| Exercise inputs |
====================

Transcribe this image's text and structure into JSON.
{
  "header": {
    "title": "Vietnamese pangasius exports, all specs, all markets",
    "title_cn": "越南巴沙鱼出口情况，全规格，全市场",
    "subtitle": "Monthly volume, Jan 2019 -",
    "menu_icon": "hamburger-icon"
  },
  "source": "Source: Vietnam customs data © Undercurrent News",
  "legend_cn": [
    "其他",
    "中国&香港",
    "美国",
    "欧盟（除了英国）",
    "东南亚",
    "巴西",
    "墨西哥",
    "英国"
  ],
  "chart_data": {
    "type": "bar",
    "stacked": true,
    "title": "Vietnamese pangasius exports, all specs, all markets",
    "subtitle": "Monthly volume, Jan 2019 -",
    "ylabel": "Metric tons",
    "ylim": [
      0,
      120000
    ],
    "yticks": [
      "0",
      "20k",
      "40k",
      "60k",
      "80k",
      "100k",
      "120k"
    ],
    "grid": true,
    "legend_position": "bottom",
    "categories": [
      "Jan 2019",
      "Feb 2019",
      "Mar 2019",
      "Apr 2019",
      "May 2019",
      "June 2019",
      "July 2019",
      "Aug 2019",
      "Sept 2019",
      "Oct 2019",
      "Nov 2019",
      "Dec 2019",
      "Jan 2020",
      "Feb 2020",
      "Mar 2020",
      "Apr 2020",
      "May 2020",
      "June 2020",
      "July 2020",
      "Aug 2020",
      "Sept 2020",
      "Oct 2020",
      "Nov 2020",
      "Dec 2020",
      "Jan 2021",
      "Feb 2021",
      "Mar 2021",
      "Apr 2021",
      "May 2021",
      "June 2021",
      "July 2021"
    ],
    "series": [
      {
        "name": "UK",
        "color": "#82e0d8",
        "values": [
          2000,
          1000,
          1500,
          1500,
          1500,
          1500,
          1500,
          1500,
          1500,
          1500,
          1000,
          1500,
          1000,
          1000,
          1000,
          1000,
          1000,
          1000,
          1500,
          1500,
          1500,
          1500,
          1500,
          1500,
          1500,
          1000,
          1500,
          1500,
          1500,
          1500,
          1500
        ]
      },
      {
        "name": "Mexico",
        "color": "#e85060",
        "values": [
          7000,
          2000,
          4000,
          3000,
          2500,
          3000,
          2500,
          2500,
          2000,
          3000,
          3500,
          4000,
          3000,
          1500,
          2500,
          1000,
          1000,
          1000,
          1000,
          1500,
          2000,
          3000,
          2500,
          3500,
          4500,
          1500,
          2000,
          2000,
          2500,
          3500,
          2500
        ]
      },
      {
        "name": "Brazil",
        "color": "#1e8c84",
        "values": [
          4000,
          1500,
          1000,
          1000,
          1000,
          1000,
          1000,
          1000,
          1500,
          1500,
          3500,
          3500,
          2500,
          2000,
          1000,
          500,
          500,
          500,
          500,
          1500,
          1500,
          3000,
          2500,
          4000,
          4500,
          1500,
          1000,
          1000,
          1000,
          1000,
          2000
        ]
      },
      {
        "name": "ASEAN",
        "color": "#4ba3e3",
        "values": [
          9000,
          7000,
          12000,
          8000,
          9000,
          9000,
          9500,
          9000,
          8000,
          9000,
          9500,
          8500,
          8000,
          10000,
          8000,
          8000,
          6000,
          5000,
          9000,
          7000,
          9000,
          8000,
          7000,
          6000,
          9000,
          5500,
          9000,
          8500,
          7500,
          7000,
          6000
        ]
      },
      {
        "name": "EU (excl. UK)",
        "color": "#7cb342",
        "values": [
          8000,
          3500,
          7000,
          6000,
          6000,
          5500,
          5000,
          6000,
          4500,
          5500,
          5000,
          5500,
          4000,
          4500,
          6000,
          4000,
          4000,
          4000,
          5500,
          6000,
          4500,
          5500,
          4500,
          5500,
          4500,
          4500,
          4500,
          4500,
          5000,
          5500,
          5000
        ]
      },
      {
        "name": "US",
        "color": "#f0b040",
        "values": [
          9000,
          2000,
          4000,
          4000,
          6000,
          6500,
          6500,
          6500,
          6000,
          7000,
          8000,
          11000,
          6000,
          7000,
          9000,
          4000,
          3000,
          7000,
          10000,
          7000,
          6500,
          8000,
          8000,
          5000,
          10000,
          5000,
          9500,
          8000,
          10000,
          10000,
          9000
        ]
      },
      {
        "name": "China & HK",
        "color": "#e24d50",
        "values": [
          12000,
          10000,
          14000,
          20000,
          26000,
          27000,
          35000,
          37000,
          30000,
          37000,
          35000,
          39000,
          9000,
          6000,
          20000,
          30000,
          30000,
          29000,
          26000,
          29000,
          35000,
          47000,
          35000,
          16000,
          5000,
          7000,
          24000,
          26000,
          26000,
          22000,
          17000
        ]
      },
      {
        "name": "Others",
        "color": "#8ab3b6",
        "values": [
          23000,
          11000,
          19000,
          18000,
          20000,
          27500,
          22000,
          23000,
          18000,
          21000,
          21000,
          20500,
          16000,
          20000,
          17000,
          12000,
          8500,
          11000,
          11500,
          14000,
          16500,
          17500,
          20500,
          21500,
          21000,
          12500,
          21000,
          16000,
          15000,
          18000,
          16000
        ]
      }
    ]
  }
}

====================

| Task prompt |
Please give back all of the records exactly as written.

| Answer to this task |
Transcribe this image's text and structure into JSON.
{
  "header": {
    "title": "Vietnamese pangasius exports, all specs, all markets",
    "title_cn": "越南巴沙鱼出口情况，全规格，全市场",
    "subtitle": "Monthly volume, Jan 2019 -",
    "menu_icon": "hamburger-icon"
  },
  "source": "Source: Vietnam customs data © Undercurrent News",
  "legend_cn": [
    "其他",
    "中国&香港",
    "美国",
    "欧盟（除了英国）",
    "东南亚",
    "巴西",
    "墨西哥",
    "英国"
  ],
  "chart_data": {
    "type": "bar",
    "stacked": true,
    "title": "Vietnamese pangasius exports, all specs, all markets",
    "subtitle": "Monthly volume, Jan 2019 -",
    "ylabel": "Metric tons",
    "ylim": [
      0,
      120000
    ],
    "yticks": [
      "0",
      "20k",
      "40k",
      "60k",
      "80k",
      "100k",
      "120k"
    ],
    "grid": true,
    "legend_position": "bottom",
    "categories": [
      "Jan 2019",
      "Feb 2019",
      "Mar 2019",
      "Apr 2019",
      "May 2019",
      "June 2019",
      "July 2019",
      "Aug 2019",
      "Sept 2019",
      "Oct 2019",
      "Nov 2019",
      "Dec 2019",
      "Jan 2020",
      "Feb 2020",
      "Mar 2020",
      "Apr 2020",
      "May 2020",
      "June 2020",
      "July 2020",
      "Aug 2020",
      "Sept 2020",
      "Oct 2020",
      "Nov 2020",
      "Dec 2020",
      "Jan 2021",
      "Feb 2021",
      "Mar 2021",
      "Apr 2021",
      "May 2021",
      "June 2021",
      "July 2021"
    ],
    "series": [
      {
        "name": "UK",
        "color": "#82e0d8",
        "values": [
          2000,
          1000,
          1500,
          1500,
          1500,
          1500,
          1500,
          1500,
          1500,
          1500,
          1000,
          1500,
          1000,
          1000,
          1000,
          1000,
          1000,
          1000,
          1500,
          1500,
          1500,
          1500,
          1500,
          1500,
          1500,
          1000,
          1500,
          1500,
          1500,
          1500,
          1500
        ]
      },
      {
        "name": "Mexico",
        "color": "#e85060",
        "values": [
          7000,
          2000,
          4000,
          3000,
          2500,
          3000,
          2500,
          2500,
          2000,
          3000,
          3500,
          4000,
          3000,
          1500,
          2500,
          1000,
          1000,
          1000,
          1000,
          1500,
          2000,
          3000,
          2500,
          3500,
          4500,
          1500,
          2000,
          2000,
          2500,
          3500,
          2500
        ]
      },
      {
        "name": "Brazil",
        "color": "#1e8c84",
        "values": [
          4000,
          1500,
          1000,
          1000,
          1000,
          1000,
          1000,
          1000,
          1500,
          1500,
          3500,
          3500,
          2500,
          2000,
          1000,
          500,
          500,
          500,
          500,
          1500,
          1500,
          3000,
          2500,
          4000,
          4500,
          1500,
          1000,
          1000,
          1000,
          1000,
          2000
        ]
      },
      {
        "name": "ASEAN",
        "color": "#4ba3e3",
        "values": [
          9000,
          7000,
          12000,
          8000,
          9000,
          9000,
          9500,
          9000,
          8000,
          9000,
          9500,
          8500,
          8000,
          10000,
          8000,
          8000,
          6000,
          5000,
          9000,
          7000,
          9000,
          8000,
          7000,
          6000,
          9000,
          5500,
          9000,
          8500,
          7500,
          7000,
          6000
        ]
      },
      {
        "name": "EU (excl. UK)",
        "color": "#7cb342",
        "values": [
          8000,
          3500,
          7000,
          6000,
          6000,
          5500,
          5000,
          6000,
          4500,
          5500,
          5000,
          5500,
          4000,
          4500,
          6000,
          4000,
          4000,
          4000,
          5500,
          6000,
          4500,
          5500,
          4500,
          5500,
          4500,
          4500,
          4500,
          4500,
          5000,
          5500,
          5000
        ]
      },
      {
        "name": "US",
        "color": "#f0b040",
        "values": [
          9000,
          2000,
          4000,
          4000,
          6000,
          6500,
          6500,
          6500,
          6000,
          7000,
          8000,
          11000,
          6000,
          7000,
          9000,
          4000,
          3000,
          7000,
          10000,
          7000,
          6500,
          8000,
          8000,
          5000,
          10000,
          5000,
          9500,
          8000,
          10000,
          10000,
          9000
        ]
      },
      {
        "name": "China & HK",
        "color": "#e24d50",
        "values": [
          12000,
          10000,
          14000,
          20000,
          26000,
          27000,
          35000,
          37000,
          30000,
          37000,
          35000,
          39000,
          9000,
          6000,
          20000,
          30000,
          30000,
          29000,
          26000,
          29000,
          35000,
          47000,
          35000,
          16000,
          5000,
          7000,
          24000,
          26000,
          26000,
          22000,
          17000
        ]
      },
      {
        "name": "Others",
        "color": "#8ab3b6",
        "values": [
          23000,
          11000,
          19000,
          18000,
          20000,
          27500,
          22000,
          23000,
          18000,
          21000,
          21000,
          20500,
          16000,
          20000,
          17000,
          12000,
          8500,
          11000,
          11500,
          14000,
          16500,
          17500,
          20500,
          21500,
          21000,
          12500,
          21000,
          16000,
          15000,
          18000,
          16000
        ]
      }
    ]
  }
}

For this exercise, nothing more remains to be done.